▶ Problem description: Return each line of the data below verbatim; pictures are to be left out.
━━━━
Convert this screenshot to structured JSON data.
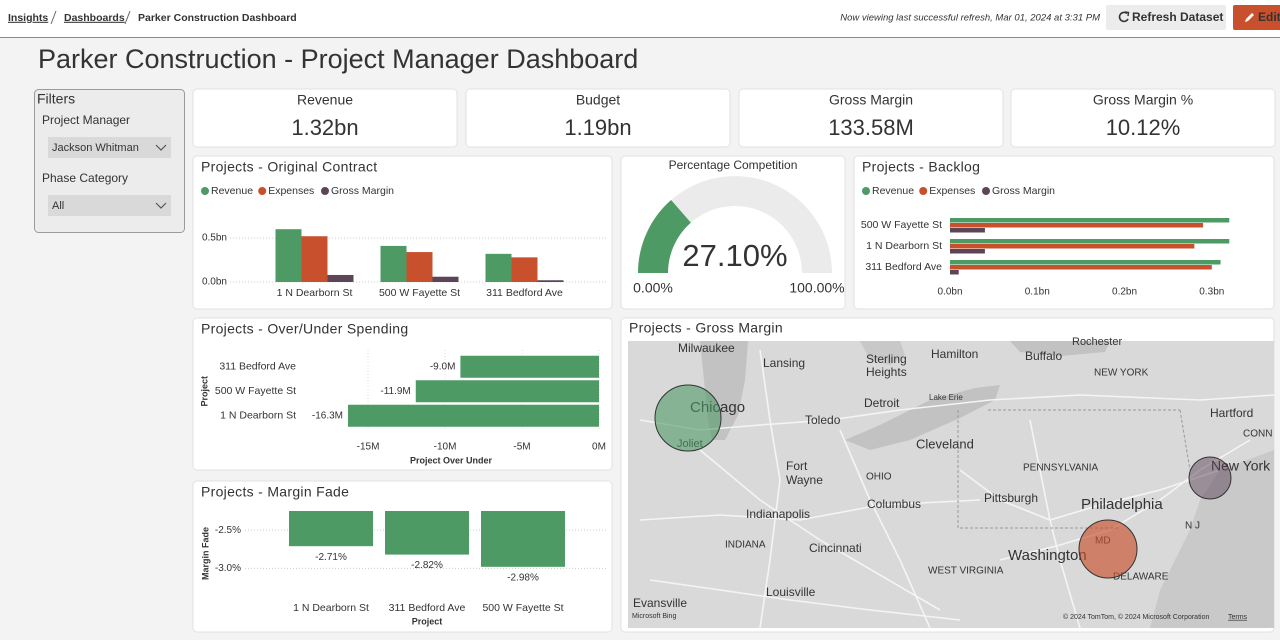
{
  "header": {
    "breadcrumb": [
      "Insights",
      "Dashboards",
      "Parker Construction Dashboard"
    ],
    "refresh_note": "Now viewing last successful refresh, Mar 01, 2024 at 3:31 PM",
    "refresh_button": "Refresh Dataset",
    "edit_button": "Edit"
  },
  "title": "Parker Construction - Project Manager Dashboard",
  "filters": {
    "title": "Filters",
    "fields": [
      {
        "label": "Project Manager",
        "value": "Jackson Whitman"
      },
      {
        "label": "Phase Category",
        "value": "All"
      }
    ]
  },
  "kpis": [
    {
      "label": "Revenue",
      "value": "1.32bn"
    },
    {
      "label": "Budget",
      "value": "1.19bn"
    },
    {
      "label": "Gross Margin",
      "value": "133.58M"
    },
    {
      "label": "Gross Margin %",
      "value": "10.12%"
    }
  ],
  "chart_data": [
    {
      "type": "bar",
      "title": "Projects - Original Contract",
      "categories": [
        "1 N Dearborn St",
        "500 W Fayette St",
        "311 Bedford Ave"
      ],
      "series": [
        {
          "name": "Revenue",
          "color": "#4e9a65",
          "values": [
            0.6,
            0.41,
            0.32
          ]
        },
        {
          "name": "Expenses",
          "color": "#c8502d",
          "values": [
            0.52,
            0.34,
            0.28
          ]
        },
        {
          "name": "Gross Margin",
          "color": "#5c4557",
          "values": [
            0.08,
            0.06,
            0.02
          ]
        }
      ],
      "ylim": [
        0,
        0.75
      ],
      "yticks": [
        {
          "value": 0,
          "label": "0.0bn"
        },
        {
          "value": 0.5,
          "label": "0.5bn"
        }
      ],
      "grid": true,
      "legend": "top-left"
    },
    {
      "type": "gauge",
      "title": "Percentage Competition",
      "values": [
        27.1
      ],
      "value_labels": [
        "27.10%"
      ],
      "ylim": [
        0,
        100
      ],
      "yticks": [
        {
          "value": 0,
          "label": "0.00%"
        },
        {
          "value": 100,
          "label": "100.00%"
        }
      ],
      "color": "#4e9a65",
      "track_color": "#ebebeb"
    },
    {
      "type": "hbar",
      "title": "Projects - Backlog",
      "categories": [
        "500 W Fayette St",
        "1 N Dearborn St",
        "311 Bedford Ave"
      ],
      "series": [
        {
          "name": "Revenue",
          "color": "#4e9a65",
          "values": [
            0.32,
            0.32,
            0.31
          ]
        },
        {
          "name": "Expenses",
          "color": "#c8502d",
          "values": [
            0.29,
            0.28,
            0.3
          ]
        },
        {
          "name": "Gross Margin",
          "color": "#5c4557",
          "values": [
            0.04,
            0.04,
            0.01
          ]
        }
      ],
      "xlim": [
        0,
        0.33
      ],
      "xticks": [
        {
          "value": 0,
          "label": "0.0bn"
        },
        {
          "value": 0.1,
          "label": "0.1bn"
        },
        {
          "value": 0.2,
          "label": "0.2bn"
        },
        {
          "value": 0.3,
          "label": "0.3bn"
        }
      ],
      "legend": "top-left"
    },
    {
      "type": "hbar",
      "title": "Projects - Over/Under Spending",
      "categories": [
        "311 Bedford Ave",
        "500 W Fayette St",
        "1 N Dearborn St"
      ],
      "values": [
        -9.0,
        -11.9,
        -16.3
      ],
      "value_labels": [
        "-9.0M",
        "-11.9M",
        "-16.3M"
      ],
      "color": "#4e9a65",
      "xlim": [
        -16.6,
        0
      ],
      "xticks": [
        {
          "value": -15,
          "label": "-15M"
        },
        {
          "value": -10,
          "label": "-10M"
        },
        {
          "value": -5,
          "label": "-5M"
        },
        {
          "value": 0,
          "label": "0M"
        }
      ],
      "xlabel": "Project Over Under",
      "ylabel": "Project",
      "grid": true
    },
    {
      "type": "bar",
      "title": "Projects - Margin Fade",
      "categories": [
        "1 N Dearborn St",
        "311 Bedford Ave",
        "500 W Fayette St"
      ],
      "values": [
        -2.71,
        -2.82,
        -2.98
      ],
      "value_labels": [
        "-2.71%",
        "-2.82%",
        "-2.98%"
      ],
      "color": "#4e9a65",
      "ylim": [
        -3.1,
        -2.25
      ],
      "yticks": [
        {
          "value": -2.5,
          "label": "-2.5%"
        },
        {
          "value": -3,
          "label": "-3.0%"
        }
      ],
      "xlabel": "Project",
      "ylabel": "Margin Fade",
      "grid": true
    }
  ],
  "map": {
    "title": "Projects - Gross Margin",
    "labels": [
      "Milwaukee",
      "Lansing",
      "Hamilton",
      "Buffalo",
      "Rochester",
      "Sterling",
      "Heights",
      "Detroit",
      "Lake Erie",
      "NEW YORK",
      "Chicago",
      "Toledo",
      "Cleveland",
      "Hartford",
      "CONN",
      "Joliet",
      "Fort",
      "Wayne",
      "OHIO",
      "PENNSYLVANIA",
      "New York",
      "Columbus",
      "Pittsburgh",
      "Philadelphia",
      "Indianapolis",
      "N J",
      "INDIANA",
      "Cincinnati",
      "Washington",
      "MD",
      "WEST VIRGINIA",
      "DELAWARE",
      "Louisville",
      "Evansville"
    ],
    "logo": "Microsoft Bing",
    "attribution": "© 2024 TomTom, © 2024 Microsoft Corporation",
    "terms": "Terms"
  }
}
━━━━
▶ Solution for this exercise:
Convert this screenshot to structured JSON data.
{
  "header": {
    "breadcrumb": [
      "Insights",
      "Dashboards",
      "Parker Construction Dashboard"
    ],
    "refresh_note": "Now viewing last successful refresh, Mar 01, 2024 at 3:31 PM",
    "refresh_button": "Refresh Dataset",
    "edit_button": "Edit"
  },
  "title": "Parker Construction - Project Manager Dashboard",
  "filters": {
    "title": "Filters",
    "fields": [
      {
        "label": "Project Manager",
        "value": "Jackson Whitman"
      },
      {
        "label": "Phase Category",
        "value": "All"
      }
    ]
  },
  "kpis": [
    {
      "label": "Revenue",
      "value": "1.32bn"
    },
    {
      "label": "Budget",
      "value": "1.19bn"
    },
    {
      "label": "Gross Margin",
      "value": "133.58M"
    },
    {
      "label": "Gross Margin %",
      "value": "10.12%"
    }
  ],
  "chart_data": [
    {
      "type": "bar",
      "title": "Projects - Original Contract",
      "categories": [
        "1 N Dearborn St",
        "500 W Fayette St",
        "311 Bedford Ave"
      ],
      "series": [
        {
          "name": "Revenue",
          "color": "#4e9a65",
          "values": [
            0.6,
            0.41,
            0.32
          ]
        },
        {
          "name": "Expenses",
          "color": "#c8502d",
          "values": [
            0.52,
            0.34,
            0.28
          ]
        },
        {
          "name": "Gross Margin",
          "color": "#5c4557",
          "values": [
            0.08,
            0.06,
            0.02
          ]
        }
      ],
      "ylim": [
        0,
        0.75
      ],
      "yticks": [
        {
          "value": 0,
          "label": "0.0bn"
        },
        {
          "value": 0.5,
          "label": "0.5bn"
        }
      ],
      "grid": true,
      "legend": "top-left"
    },
    {
      "type": "gauge",
      "title": "Percentage Competition",
      "values": [
        27.1
      ],
      "value_labels": [
        "27.10%"
      ],
      "ylim": [
        0,
        100
      ],
      "yticks": [
        {
          "value": 0,
          "label": "0.00%"
        },
        {
          "value": 100,
          "label": "100.00%"
        }
      ],
      "color": "#4e9a65",
      "track_color": "#ebebeb"
    },
    {
      "type": "hbar",
      "title": "Projects - Backlog",
      "categories": [
        "500 W Fayette St",
        "1 N Dearborn St",
        "311 Bedford Ave"
      ],
      "series": [
        {
          "name": "Revenue",
          "color": "#4e9a65",
          "values": [
            0.32,
            0.32,
            0.31
          ]
        },
        {
          "name": "Expenses",
          "color": "#c8502d",
          "values": [
            0.29,
            0.28,
            0.3
          ]
        },
        {
          "name": "Gross Margin",
          "color": "#5c4557",
          "values": [
            0.04,
            0.04,
            0.01
          ]
        }
      ],
      "xlim": [
        0,
        0.33
      ],
      "xticks": [
        {
          "value": 0,
          "label": "0.0bn"
        },
        {
          "value": 0.1,
          "label": "0.1bn"
        },
        {
          "value": 0.2,
          "label": "0.2bn"
        },
        {
          "value": 0.3,
          "label": "0.3bn"
        }
      ],
      "legend": "top-left"
    },
    {
      "type": "hbar",
      "title": "Projects - Over/Under Spending",
      "categories": [
        "311 Bedford Ave",
        "500 W Fayette St",
        "1 N Dearborn St"
      ],
      "values": [
        -9.0,
        -11.9,
        -16.3
      ],
      "value_labels": [
        "-9.0M",
        "-11.9M",
        "-16.3M"
      ],
      "color": "#4e9a65",
      "xlim": [
        -16.6,
        0
      ],
      "xticks": [
        {
          "value": -15,
          "label": "-15M"
        },
        {
          "value": -10,
          "label": "-10M"
        },
        {
          "value": -5,
          "label": "-5M"
        },
        {
          "value": 0,
          "label": "0M"
        }
      ],
      "xlabel": "Project Over Under",
      "ylabel": "Project",
      "grid": true
    },
    {
      "type": "bar",
      "title": "Projects - Margin Fade",
      "categories": [
        "1 N Dearborn St",
        "311 Bedford Ave",
        "500 W Fayette St"
      ],
      "values": [
        -2.71,
        -2.82,
        -2.98
      ],
      "value_labels": [
        "-2.71%",
        "-2.82%",
        "-2.98%"
      ],
      "color": "#4e9a65",
      "ylim": [
        -3.1,
        -2.25
      ],
      "yticks": [
        {
          "value": -2.5,
          "label": "-2.5%"
        },
        {
          "value": -3,
          "label": "-3.0%"
        }
      ],
      "xlabel": "Project",
      "ylabel": "Margin Fade",
      "grid": true
    }
  ],
  "map": {
    "title": "Projects - Gross Margin",
    "labels": [
      "Milwaukee",
      "Lansing",
      "Hamilton",
      "Buffalo",
      "Rochester",
      "Sterling",
      "Heights",
      "Detroit",
      "Lake Erie",
      "NEW YORK",
      "Chicago",
      "Toledo",
      "Cleveland",
      "Hartford",
      "CONN",
      "Joliet",
      "Fort",
      "Wayne",
      "OHIO",
      "PENNSYLVANIA",
      "New York",
      "Columbus",
      "Pittsburgh",
      "Philadelphia",
      "Indianapolis",
      "N J",
      "INDIANA",
      "Cincinnati",
      "Washington",
      "MD",
      "WEST VIRGINIA",
      "DELAWARE",
      "Louisville",
      "Evansville"
    ],
    "logo": "Microsoft Bing",
    "attribution": "© 2024 TomTom, © 2024 Microsoft Corporation",
    "terms": "Terms"
  }
}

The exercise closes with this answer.